- Work required: Repeat all of the data precisely.

* Start Records for the task *

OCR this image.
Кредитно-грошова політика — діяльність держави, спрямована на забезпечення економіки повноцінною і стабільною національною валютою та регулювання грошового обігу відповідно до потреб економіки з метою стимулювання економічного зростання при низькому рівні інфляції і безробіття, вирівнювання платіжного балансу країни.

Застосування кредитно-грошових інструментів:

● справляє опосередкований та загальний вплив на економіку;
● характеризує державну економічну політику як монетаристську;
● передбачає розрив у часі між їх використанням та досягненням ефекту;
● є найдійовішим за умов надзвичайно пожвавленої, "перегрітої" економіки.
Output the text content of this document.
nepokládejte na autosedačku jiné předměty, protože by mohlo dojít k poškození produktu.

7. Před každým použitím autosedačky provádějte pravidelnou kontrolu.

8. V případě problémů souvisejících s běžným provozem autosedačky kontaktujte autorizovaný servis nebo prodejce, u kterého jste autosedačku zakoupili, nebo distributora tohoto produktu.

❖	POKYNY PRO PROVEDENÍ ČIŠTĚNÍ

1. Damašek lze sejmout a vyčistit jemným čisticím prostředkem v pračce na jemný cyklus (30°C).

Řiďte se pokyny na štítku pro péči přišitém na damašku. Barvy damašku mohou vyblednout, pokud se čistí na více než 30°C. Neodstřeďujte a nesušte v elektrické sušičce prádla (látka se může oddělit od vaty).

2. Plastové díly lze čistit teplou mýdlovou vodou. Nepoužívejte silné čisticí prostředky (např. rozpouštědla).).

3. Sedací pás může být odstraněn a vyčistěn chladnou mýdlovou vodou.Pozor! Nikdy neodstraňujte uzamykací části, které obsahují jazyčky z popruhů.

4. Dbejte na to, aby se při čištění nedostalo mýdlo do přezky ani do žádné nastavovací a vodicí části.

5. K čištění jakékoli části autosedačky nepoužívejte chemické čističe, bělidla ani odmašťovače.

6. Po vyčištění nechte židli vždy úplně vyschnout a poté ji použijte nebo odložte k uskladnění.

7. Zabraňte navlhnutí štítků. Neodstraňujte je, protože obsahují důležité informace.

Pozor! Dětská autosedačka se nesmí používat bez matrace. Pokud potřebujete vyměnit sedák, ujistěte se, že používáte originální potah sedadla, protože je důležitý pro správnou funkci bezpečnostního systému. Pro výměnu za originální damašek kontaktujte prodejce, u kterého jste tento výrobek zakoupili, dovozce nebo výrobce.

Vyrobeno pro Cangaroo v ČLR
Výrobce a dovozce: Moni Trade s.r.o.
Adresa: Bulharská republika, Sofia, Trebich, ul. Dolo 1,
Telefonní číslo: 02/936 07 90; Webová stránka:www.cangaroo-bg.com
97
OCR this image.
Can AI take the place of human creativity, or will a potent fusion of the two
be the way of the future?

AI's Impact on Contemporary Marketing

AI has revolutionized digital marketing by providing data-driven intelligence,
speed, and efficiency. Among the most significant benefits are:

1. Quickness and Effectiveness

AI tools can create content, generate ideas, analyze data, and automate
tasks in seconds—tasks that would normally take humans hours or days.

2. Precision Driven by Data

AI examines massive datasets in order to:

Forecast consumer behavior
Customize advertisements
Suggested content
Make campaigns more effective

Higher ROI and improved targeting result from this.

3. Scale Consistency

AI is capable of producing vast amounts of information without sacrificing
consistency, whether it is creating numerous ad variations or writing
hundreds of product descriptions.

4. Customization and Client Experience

* End Records for the task *

- Problem solution:
OCR this image.
Кредитно-грошова політика — діяльність держави, спрямована на забезпечення економіки повноцінною і стабільною національною валютою та регулювання грошового обігу відповідно до потреб економіки з метою стимулювання економічного зростання при низькому рівні інфляції і безробіття, вирівнювання платіжного балансу країни.

Застосування кредитно-грошових інструментів:

● справляє опосередкований та загальний вплив на економіку;
● характеризує державну економічну політику як монетаристську;
● передбачає розрив у часі між їх використанням та досягненням ефекту;
● є найдійовішим за умов надзвичайно пожвавленої, "перегрітої" економіки.
Output the text content of this document.
nepokládejte na autosedačku jiné předměty, protože by mohlo dojít k poškození produktu.

7. Před každým použitím autosedačky provádějte pravidelnou kontrolu.

8. V případě problémů souvisejících s běžným provozem autosedačky kontaktujte autorizovaný servis nebo prodejce, u kterého jste autosedačku zakoupili, nebo distributora tohoto produktu.

❖	POKYNY PRO PROVEDENÍ ČIŠTĚNÍ

1. Damašek lze sejmout a vyčistit jemným čisticím prostředkem v pračce na jemný cyklus (30°C).

Řiďte se pokyny na štítku pro péči přišitém na damašku. Barvy damašku mohou vyblednout, pokud se čistí na více než 30°C. Neodstřeďujte a nesušte v elektrické sušičce prádla (látka se může oddělit od vaty).

2. Plastové díly lze čistit teplou mýdlovou vodou. Nepoužívejte silné čisticí prostředky (např. rozpouštědla).).

3. Sedací pás může být odstraněn a vyčistěn chladnou mýdlovou vodou.Pozor! Nikdy neodstraňujte uzamykací části, které obsahují jazyčky z popruhů.

4. Dbejte na to, aby se při čištění nedostalo mýdlo do přezky ani do žádné nastavovací a vodicí části.

5. K čištění jakékoli části autosedačky nepoužívejte chemické čističe, bělidla ani odmašťovače.

6. Po vyčištění nechte židli vždy úplně vyschnout a poté ji použijte nebo odložte k uskladnění.

7. Zabraňte navlhnutí štítků. Neodstraňujte je, protože obsahují důležité informace.

Pozor! Dětská autosedačka se nesmí používat bez matrace. Pokud potřebujete vyměnit sedák, ujistěte se, že používáte originální potah sedadla, protože je důležitý pro správnou funkci bezpečnostního systému. Pro výměnu za originální damašek kontaktujte prodejce, u kterého jste tento výrobek zakoupili, dovozce nebo výrobce.

Vyrobeno pro Cangaroo v ČLR
Výrobce a dovozce: Moni Trade s.r.o.
Adresa: Bulharská republika, Sofia, Trebich, ul. Dolo 1,
Telefonní číslo: 02/936 07 90; Webová stránka:www.cangaroo-bg.com
97
OCR this image.
Can AI take the place of human creativity, or will a potent fusion of the two
be the way of the future?

AI's Impact on Contemporary Marketing

AI has revolutionized digital marketing by providing data-driven intelligence,
speed, and efficiency. Among the most significant benefits are:

1. Quickness and Effectiveness

AI tools can create content, generate ideas, analyze data, and automate
tasks in seconds—tasks that would normally take humans hours or days.

2. Precision Driven by Data

AI examines massive datasets in order to:

Forecast consumer behavior
Customize advertisements
Suggested content
Make campaigns more effective

Higher ROI and improved targeting result from this.

3. Scale Consistency

AI is capable of producing vast amounts of information without sacrificing
consistency, whether it is creating numerous ad variations or writing
hundreds of product descriptions.

4. Customization and Client Experience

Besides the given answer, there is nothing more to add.